• _What the task asks_
Below are records; how many of their lines hold the string "Committee"? Reply with nothing but the number.

[Document page entries with text]
-.-.-
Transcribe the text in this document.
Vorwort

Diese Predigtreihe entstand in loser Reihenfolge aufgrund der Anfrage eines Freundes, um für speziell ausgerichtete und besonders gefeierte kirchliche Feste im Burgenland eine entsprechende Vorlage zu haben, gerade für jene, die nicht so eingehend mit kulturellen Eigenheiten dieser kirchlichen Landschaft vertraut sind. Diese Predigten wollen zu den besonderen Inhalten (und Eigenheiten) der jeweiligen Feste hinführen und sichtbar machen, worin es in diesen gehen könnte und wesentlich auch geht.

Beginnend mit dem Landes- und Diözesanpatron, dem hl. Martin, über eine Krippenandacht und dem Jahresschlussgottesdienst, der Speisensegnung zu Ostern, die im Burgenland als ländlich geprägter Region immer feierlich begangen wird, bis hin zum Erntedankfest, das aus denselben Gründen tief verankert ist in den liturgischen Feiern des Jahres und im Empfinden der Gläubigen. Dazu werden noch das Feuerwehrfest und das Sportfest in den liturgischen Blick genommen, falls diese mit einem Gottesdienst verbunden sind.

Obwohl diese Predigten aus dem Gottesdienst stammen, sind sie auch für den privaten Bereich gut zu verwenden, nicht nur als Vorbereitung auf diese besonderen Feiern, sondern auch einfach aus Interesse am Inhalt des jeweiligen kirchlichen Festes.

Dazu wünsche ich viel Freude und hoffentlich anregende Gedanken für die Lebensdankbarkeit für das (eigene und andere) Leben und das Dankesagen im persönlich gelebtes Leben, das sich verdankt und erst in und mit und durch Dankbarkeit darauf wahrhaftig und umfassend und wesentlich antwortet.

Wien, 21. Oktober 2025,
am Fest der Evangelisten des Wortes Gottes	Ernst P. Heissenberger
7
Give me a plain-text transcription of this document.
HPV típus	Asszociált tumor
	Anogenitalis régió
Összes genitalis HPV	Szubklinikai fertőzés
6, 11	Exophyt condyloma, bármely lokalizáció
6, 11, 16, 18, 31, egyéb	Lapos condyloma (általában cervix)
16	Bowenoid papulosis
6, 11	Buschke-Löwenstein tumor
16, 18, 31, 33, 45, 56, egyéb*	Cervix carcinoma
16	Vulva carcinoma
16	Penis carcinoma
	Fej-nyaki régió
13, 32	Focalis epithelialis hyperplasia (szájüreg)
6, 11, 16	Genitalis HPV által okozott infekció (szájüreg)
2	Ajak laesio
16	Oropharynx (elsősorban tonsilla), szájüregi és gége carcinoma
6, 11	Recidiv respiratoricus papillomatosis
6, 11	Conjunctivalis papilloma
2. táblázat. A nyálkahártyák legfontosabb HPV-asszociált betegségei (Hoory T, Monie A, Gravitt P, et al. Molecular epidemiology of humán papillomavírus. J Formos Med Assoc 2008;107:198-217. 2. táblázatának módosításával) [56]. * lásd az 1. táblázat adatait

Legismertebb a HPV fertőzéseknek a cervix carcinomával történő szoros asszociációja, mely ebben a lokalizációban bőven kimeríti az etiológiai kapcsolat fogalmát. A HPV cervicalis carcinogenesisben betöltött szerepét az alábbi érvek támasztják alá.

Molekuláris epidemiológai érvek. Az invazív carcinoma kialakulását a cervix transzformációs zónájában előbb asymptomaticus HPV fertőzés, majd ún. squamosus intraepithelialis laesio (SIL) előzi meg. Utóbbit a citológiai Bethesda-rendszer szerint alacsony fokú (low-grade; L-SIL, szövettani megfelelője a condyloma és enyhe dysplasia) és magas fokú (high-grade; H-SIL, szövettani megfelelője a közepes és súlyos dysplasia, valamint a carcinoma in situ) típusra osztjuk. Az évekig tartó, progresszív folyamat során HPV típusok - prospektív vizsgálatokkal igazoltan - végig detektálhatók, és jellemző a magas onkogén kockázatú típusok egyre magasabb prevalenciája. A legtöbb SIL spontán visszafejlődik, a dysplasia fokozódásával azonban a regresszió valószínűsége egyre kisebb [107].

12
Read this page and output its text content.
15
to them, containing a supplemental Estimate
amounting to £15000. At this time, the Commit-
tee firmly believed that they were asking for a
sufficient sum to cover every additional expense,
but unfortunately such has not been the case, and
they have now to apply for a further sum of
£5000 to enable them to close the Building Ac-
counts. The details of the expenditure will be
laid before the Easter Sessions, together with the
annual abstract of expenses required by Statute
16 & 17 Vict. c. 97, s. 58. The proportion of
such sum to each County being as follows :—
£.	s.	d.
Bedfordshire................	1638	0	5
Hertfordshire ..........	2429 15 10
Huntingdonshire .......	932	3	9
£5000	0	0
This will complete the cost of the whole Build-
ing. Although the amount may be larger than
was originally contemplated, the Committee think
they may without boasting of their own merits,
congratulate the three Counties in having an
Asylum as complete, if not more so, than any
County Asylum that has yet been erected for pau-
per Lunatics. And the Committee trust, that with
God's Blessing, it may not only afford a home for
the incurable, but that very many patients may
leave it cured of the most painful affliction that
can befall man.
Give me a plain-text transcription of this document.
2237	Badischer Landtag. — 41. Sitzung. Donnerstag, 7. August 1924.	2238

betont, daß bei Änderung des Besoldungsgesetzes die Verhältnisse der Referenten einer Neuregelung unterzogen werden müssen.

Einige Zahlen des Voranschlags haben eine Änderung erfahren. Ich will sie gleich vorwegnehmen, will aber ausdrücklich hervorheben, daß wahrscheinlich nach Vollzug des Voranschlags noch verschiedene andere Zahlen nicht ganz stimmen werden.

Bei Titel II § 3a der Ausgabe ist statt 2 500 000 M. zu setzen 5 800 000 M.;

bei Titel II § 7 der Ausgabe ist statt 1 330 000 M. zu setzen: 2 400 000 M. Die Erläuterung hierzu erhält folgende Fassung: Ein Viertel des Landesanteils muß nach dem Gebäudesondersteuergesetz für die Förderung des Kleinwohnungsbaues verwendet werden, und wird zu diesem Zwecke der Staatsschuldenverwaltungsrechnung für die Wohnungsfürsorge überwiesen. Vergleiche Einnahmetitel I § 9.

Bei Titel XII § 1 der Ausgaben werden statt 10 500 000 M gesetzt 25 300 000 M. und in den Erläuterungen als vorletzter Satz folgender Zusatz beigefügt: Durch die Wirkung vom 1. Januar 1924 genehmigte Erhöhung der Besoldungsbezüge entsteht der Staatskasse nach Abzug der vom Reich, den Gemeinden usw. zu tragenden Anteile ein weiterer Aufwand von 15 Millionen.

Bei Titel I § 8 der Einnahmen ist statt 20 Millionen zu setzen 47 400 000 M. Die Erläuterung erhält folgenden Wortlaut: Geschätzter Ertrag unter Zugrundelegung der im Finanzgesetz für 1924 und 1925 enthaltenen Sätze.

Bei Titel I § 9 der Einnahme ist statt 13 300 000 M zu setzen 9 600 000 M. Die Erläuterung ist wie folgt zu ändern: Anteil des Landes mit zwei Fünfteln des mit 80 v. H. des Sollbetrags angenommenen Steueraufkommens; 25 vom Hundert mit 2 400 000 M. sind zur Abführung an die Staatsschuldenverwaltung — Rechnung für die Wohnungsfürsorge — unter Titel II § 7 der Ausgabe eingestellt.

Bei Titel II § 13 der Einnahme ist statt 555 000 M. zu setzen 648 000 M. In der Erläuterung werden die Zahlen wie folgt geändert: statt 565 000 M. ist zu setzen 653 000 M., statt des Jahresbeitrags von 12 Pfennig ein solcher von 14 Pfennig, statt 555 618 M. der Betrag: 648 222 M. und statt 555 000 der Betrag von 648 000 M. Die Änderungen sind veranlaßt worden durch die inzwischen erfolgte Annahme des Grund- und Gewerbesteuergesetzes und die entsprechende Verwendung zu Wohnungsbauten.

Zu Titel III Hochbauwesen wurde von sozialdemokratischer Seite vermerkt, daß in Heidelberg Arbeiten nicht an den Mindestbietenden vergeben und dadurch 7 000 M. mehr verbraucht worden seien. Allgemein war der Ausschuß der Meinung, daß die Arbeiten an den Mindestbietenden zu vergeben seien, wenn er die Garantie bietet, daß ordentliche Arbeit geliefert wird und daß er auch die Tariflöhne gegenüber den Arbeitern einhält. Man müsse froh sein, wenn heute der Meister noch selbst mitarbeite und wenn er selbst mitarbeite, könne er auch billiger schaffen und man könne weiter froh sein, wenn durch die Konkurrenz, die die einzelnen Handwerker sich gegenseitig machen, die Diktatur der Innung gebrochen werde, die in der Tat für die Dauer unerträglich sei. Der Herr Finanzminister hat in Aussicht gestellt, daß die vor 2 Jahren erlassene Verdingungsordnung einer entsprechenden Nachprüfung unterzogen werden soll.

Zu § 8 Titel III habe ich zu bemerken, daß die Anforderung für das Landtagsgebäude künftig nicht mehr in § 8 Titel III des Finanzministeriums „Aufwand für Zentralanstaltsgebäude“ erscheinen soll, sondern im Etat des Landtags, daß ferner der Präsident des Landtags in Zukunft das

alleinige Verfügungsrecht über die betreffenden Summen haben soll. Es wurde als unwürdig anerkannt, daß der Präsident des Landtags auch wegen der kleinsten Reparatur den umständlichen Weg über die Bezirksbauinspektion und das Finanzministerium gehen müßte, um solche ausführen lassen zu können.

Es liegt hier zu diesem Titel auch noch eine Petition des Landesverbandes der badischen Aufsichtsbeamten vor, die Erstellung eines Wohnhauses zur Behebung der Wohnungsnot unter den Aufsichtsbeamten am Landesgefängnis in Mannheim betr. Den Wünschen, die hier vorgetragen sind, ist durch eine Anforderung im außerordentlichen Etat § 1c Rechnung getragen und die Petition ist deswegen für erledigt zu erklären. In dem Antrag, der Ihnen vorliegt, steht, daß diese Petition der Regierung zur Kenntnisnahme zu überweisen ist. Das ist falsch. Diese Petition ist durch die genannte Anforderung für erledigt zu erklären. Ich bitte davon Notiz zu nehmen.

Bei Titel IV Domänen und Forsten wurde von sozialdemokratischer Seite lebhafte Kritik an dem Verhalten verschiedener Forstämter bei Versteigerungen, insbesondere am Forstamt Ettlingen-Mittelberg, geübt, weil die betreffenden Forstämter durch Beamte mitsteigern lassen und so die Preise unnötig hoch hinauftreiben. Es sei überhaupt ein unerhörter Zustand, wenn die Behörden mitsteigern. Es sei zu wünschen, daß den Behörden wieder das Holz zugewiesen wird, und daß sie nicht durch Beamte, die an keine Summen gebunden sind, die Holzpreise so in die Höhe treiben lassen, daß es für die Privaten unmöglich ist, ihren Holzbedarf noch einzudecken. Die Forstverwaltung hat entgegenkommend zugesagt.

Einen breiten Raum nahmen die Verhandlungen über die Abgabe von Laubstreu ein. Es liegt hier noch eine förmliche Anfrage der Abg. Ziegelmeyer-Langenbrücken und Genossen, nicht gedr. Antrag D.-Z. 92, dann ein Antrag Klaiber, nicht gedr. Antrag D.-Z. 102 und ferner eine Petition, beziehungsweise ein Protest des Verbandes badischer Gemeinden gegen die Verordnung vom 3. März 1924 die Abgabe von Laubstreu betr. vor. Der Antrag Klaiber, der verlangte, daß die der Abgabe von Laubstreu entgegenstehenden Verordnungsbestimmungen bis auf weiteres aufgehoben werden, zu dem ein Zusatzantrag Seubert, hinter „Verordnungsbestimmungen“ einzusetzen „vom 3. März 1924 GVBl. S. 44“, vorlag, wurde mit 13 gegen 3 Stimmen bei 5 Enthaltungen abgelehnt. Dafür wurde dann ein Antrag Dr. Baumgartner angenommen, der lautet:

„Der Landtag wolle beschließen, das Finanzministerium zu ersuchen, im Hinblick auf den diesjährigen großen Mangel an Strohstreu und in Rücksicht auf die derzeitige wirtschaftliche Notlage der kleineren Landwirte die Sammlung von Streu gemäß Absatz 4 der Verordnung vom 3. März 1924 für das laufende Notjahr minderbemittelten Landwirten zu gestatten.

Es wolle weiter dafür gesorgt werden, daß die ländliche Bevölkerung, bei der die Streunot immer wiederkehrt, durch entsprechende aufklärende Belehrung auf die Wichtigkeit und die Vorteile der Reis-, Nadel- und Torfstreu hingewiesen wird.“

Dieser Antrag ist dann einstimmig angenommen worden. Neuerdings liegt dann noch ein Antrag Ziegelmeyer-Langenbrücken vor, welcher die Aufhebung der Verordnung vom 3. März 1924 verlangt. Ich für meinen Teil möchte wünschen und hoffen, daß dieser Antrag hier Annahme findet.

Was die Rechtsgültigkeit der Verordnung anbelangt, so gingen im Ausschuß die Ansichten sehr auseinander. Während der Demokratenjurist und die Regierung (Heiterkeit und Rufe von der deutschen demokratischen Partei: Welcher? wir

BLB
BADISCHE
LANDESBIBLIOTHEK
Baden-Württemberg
-.-.-
• _Result for this exercise_
2